* AIM OF THE TASK
For this exercise, copy out each line of the material below that includes "つるぎ町".

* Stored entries

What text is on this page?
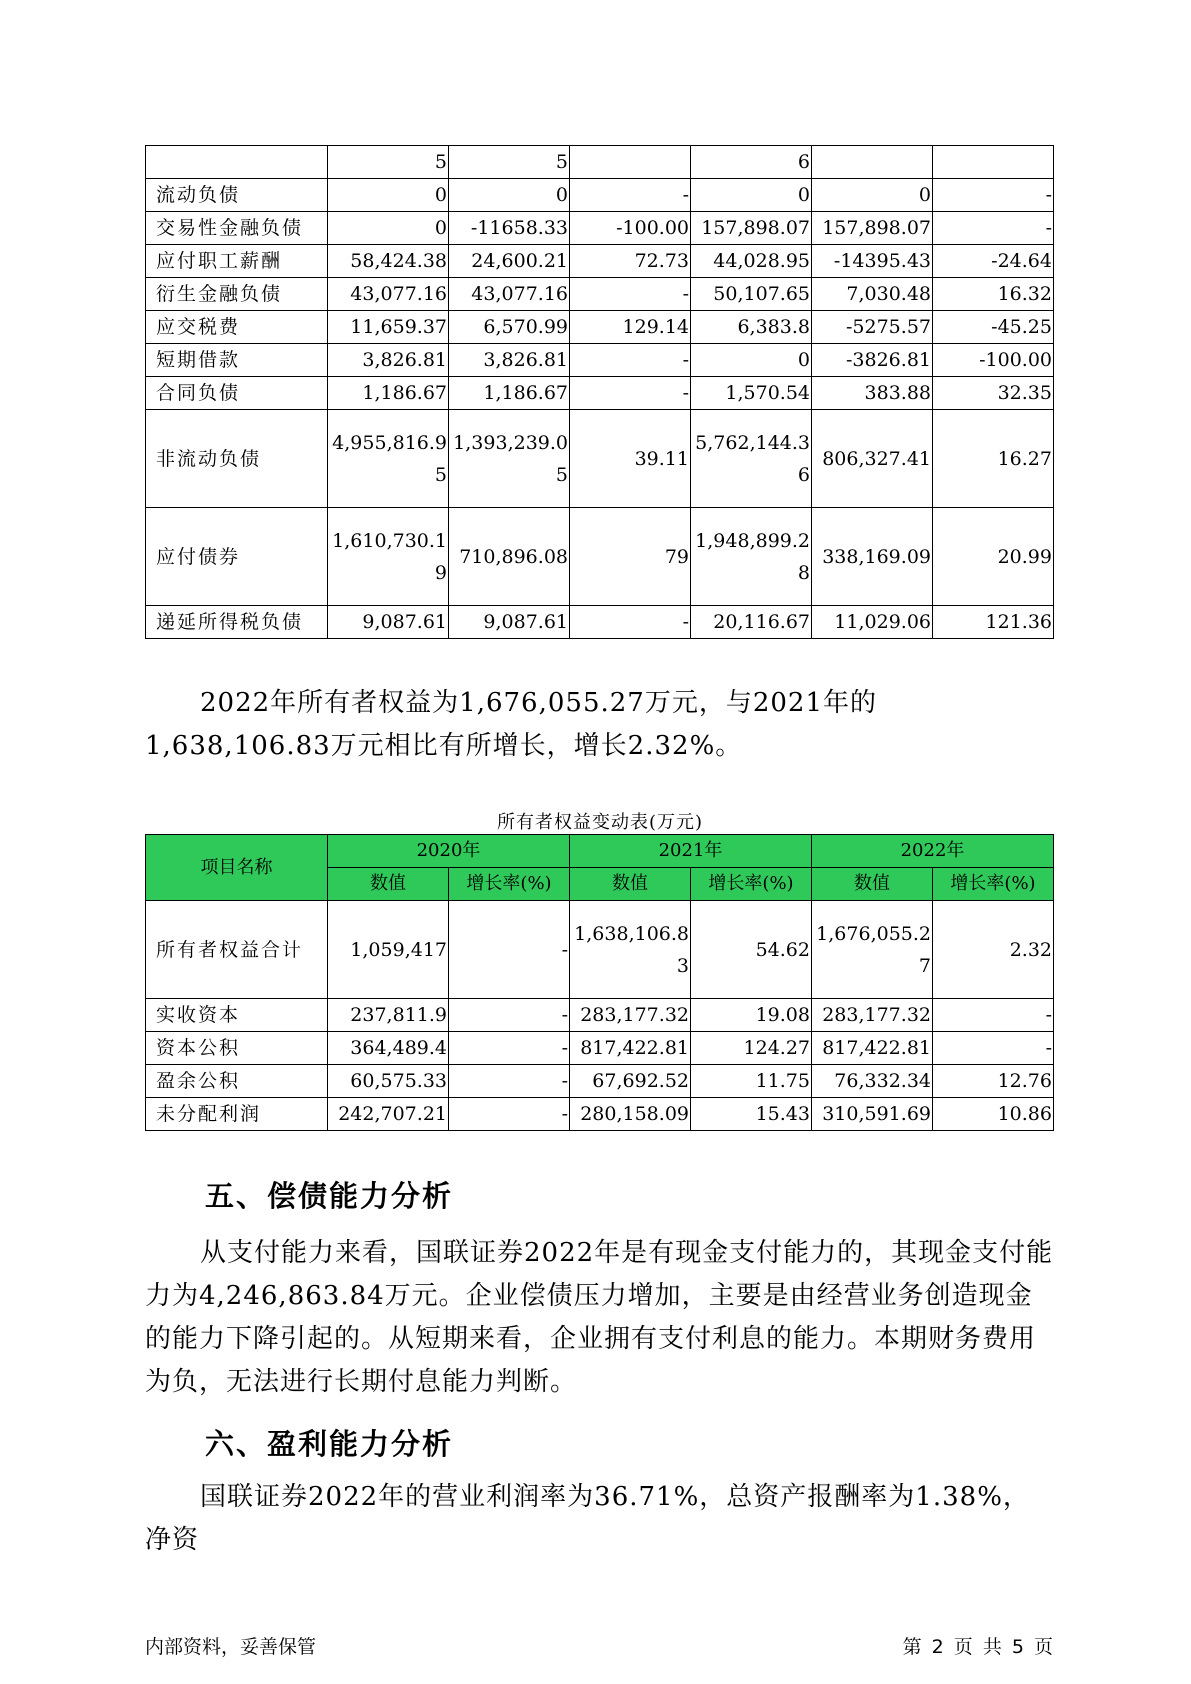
	5	5		6		
流动负债	0	0	-	0	0	-
交易性金融负债	0	-11658.33	-100.00	157,898.07	157,898.07	-
应付职工薪酬	58,424.38	24,600.21	72.73	44,028.95	-14395.43	-24.64
衍生金融负债	43,077.16	43,077.16	-	50,107.65	7,030.48	16.32
应交税费	11,659.37	6,570.99	129.14	6,383.8	-5275.57	-45.25
短期借款	3,826.81	3,826.81	-	0	-3826.81	-100.00
合同负债	1,186.67	1,186.67	-	1,570.54	383.88	32.35
非流动负债	4,955,816.95	1,393,239.05	39.11	5,762,144.36	806,327.41	16.27
应付债券	1,610,730.19	710,896.08	79	1,948,899.28	338,169.09	20.99
递延所得税负债	9,087.61	9,087.61	-	20,116.67	11,029.06	121.36

2022年所有者权益为1,676,055.27万元，与2021年的1,638,106.83万元相比有所增长，增长2.32%。

所有者权益变动表(万元)

项目名称	2020年		2021年		2022年	
	数值	增长率(%)	数值	增长率(%)	数值	增长率(%)
所有者权益合计	1,059,417	-	1,638,106.83	54.62	1,676,055.27	2.32
实收资本	237,811.9	-	283,177.32	19.08	283,177.32	-
资本公积	364,489.4	-	817,422.81	124.27	817,422.81	-
盈余公积	60,575.33	-	67,692.52	11.75	76,332.34	12.76
未分配利润	242,707.21	-	280,158.09	15.43	310,591.69	10.86
五、偿债能力分析

从支付能力来看，国联证券2022年是有现金支付能力的，其现金支付能力为4,246,863.84万元。企业偿债压力增加，主要是由经营业务创造现金的能力下降引起的。从短期来看，企业拥有支付利息的能力。本期财务费用为负，无法进行长期付息能力判断。

六、盈利能力分析

国联证券2022年的营业利润率为36.71%，总资产报酬率为1.38%，净资

内部资料，妥善保管	第 2 页 共 5 页
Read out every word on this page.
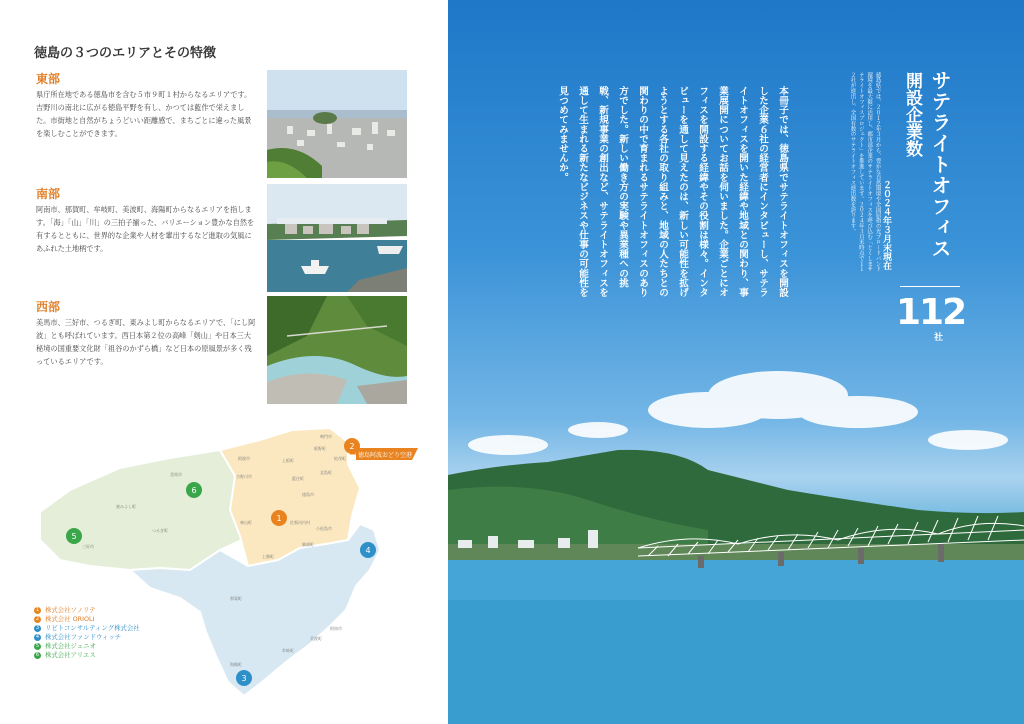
徳島の３つのエリアとその特徴
東部
県庁所在地である徳島市を含む５市９町１村からなるエリアです。吉野川の南北に広がる徳島平野を有し、かつては藍作で栄えました。市街地と自然がちょうどいい距離感で、まちごとに違った風景を楽しむことができます。
南部
阿南市、那賀町、牟岐町、美波町、海陽町からなるエリアを指します。「海」「山」「川」の三拍子揃った、バリエーション豊かな自然を有するとともに、世界的な企業や人材を輩出するなど進取の気風にあふれた土地柄です。
西部
美馬市、三好市、つるぎ町、東みよし町からなるエリアで、「にし阿波」とも呼ばれています。西日本第２位の高峰「剣山」や日本三大秘境の国重要文化財「祖谷のかずら橋」など日本の原風景が多く残っているエリアです。
徳島阿波おどり空港
1
2
3
4
5
6	徳島市
鳴門市
阿南市
吉野川市
美馬市
三好市
つるぎ町
東みよし町
那賀町
美波町
海陽町
牟岐町
上勝町
神山町	佐那河内村
小松島市
勝浦町
阿波市	上板町
板野町
藍住町
北島町
松茂町
1 株式会社ソノリテ
2 株式会社 ORIOLI
3 リビトコンサルティング株式会社
4 株式会社ファンドウィッチ
5 株式会社ジェニオ
6 株式会社アリエス
サテライトオフィス
開設企業数
２０２４年３月末現在
112
社
徳島県では、２０１２年３月から、豊かな自然環境や全国屈指の光ブロードバンド環境を最大限に活用し、都市部企業のサテライトオフィスを呼び込む「とくしまサテライトオフィスプロジェクト」を推進しています。２０２４年３月末時点で１１２社が進出し、全国有数のサテライトオフィス進出数を誇ります。
本冊子では、徳島県でサテライトオフィスを開設した企業６社の経営者にインタビューし、サテライトオフィスを開いた経緯や地域との関わり、事業展開についてお話を伺いました。企業ごとにオフィスを開設する経緯やその役割は様々。インタビューを通して見えたのは、新しい可能性を拡げようとする各社の取り組みと、地域の人たちとの関わりの中で育まれるサテライトオフィスのあり方でした。新しい働き方の実験や異業種への挑戦、新規事業の創出など、サテライトオフィスを通して生まれる新たなビジネスや仕事の可能性を見つめてみませんか。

* RESPONSE
美馬市、三好市、つるぎ町、東みよし町からなるエリアで、「にし阿波」とも呼ばれています。西日本第２位の高峰「剣山」や日本三大秘境の国重要文化財「祖谷のかずら橋」など日本の原風景が多く残っているエリアです。
つるぎ町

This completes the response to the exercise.